** AIM OF THE EXERCISE **
List each line of the data that holds the string "this", please.

** DATA SHOWN **

>>>>

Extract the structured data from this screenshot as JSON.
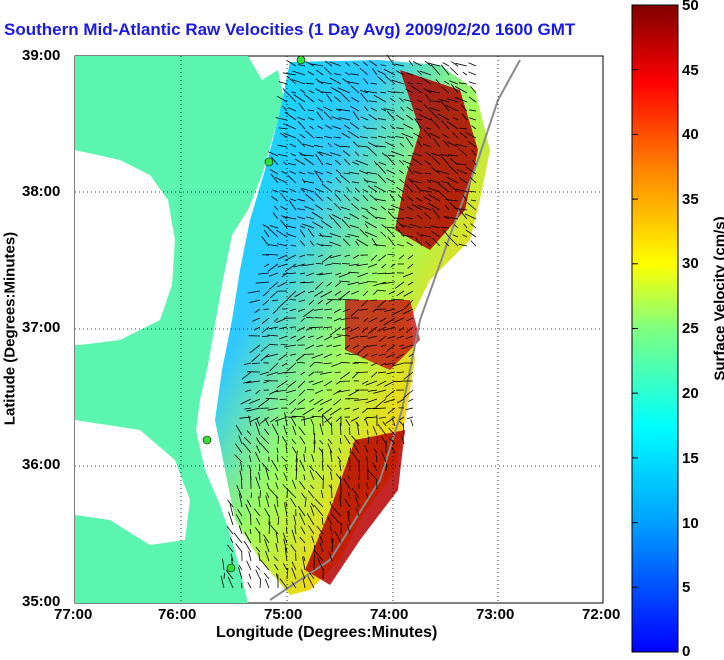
{
  "title": "Southern Mid-Atlantic Raw Velocities (1 Day Avg) 2009/02/20 1600 GMT",
  "x_axis": {
    "label": "Longitude (Degrees:Minutes)",
    "ticks": [
      "77:00",
      "76:00",
      "75:00",
      "74:00",
      "73:00",
      "72:00"
    ]
  },
  "y_axis": {
    "label": "Latitude (Degrees:Minutes)",
    "ticks": [
      "39:00",
      "38:00",
      "37:00",
      "36:00",
      "35:00"
    ]
  },
  "colorbar": {
    "label": "Surface Velocity (cm/s)",
    "ticks": [
      "50",
      "45",
      "40",
      "35",
      "30",
      "25",
      "20",
      "15",
      "10",
      "5",
      "0"
    ],
    "min": 0,
    "max": 50,
    "colormap": "jet"
  },
  "colors": {
    "land": "#5cf5b0",
    "water": "#ffffff",
    "title": "#1a1ae6",
    "station": "#33e033"
  },
  "map": {
    "lon_range": [
      "77:00",
      "72:00"
    ],
    "lat_range": [
      "35:00",
      "39:00"
    ],
    "grid": true,
    "stations": 4,
    "legend": "colorbar-right"
  }
}
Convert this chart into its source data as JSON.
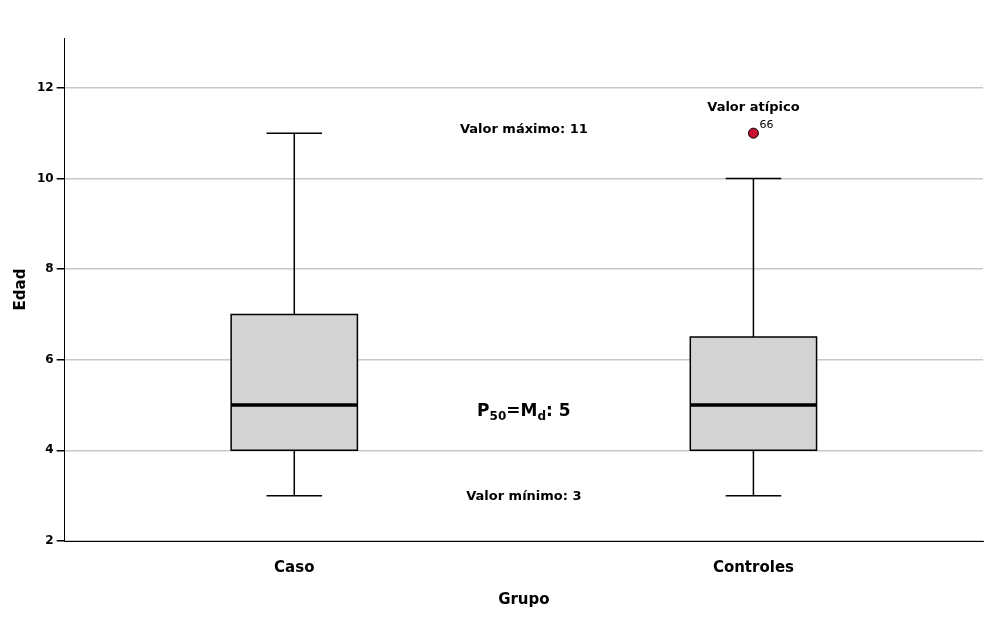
{
  "chart_data": {
    "type": "box",
    "xlabel": "Grupo",
    "ylabel": "Edad",
    "categories": [
      "Caso",
      "Controles"
    ],
    "color": "#d3d3d3",
    "boxes": [
      {
        "low": 3,
        "q1": 4,
        "median": 5,
        "q3": 7,
        "high": 11
      },
      {
        "low": 3,
        "q1": 4,
        "median": 5,
        "q3": 6.5,
        "high": 10,
        "outliers": [
          11
        ]
      }
    ],
    "ylim": [
      2,
      13.1
    ],
    "yticks": [
      2,
      4,
      6,
      8,
      10,
      12
    ],
    "grid": "y",
    "legend": false,
    "annotations": [
      "Valor máximo: 11",
      "P$_{50}$=M$_{d}$: 5",
      "Valor mínimo: 3",
      "Valor atípico",
      "66"
    ]
  }
}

<<<<

** COMPLETE RESPONSE **
Extract the structured data from this screenshot as JSON.
Convert this chart into its source data as JSON.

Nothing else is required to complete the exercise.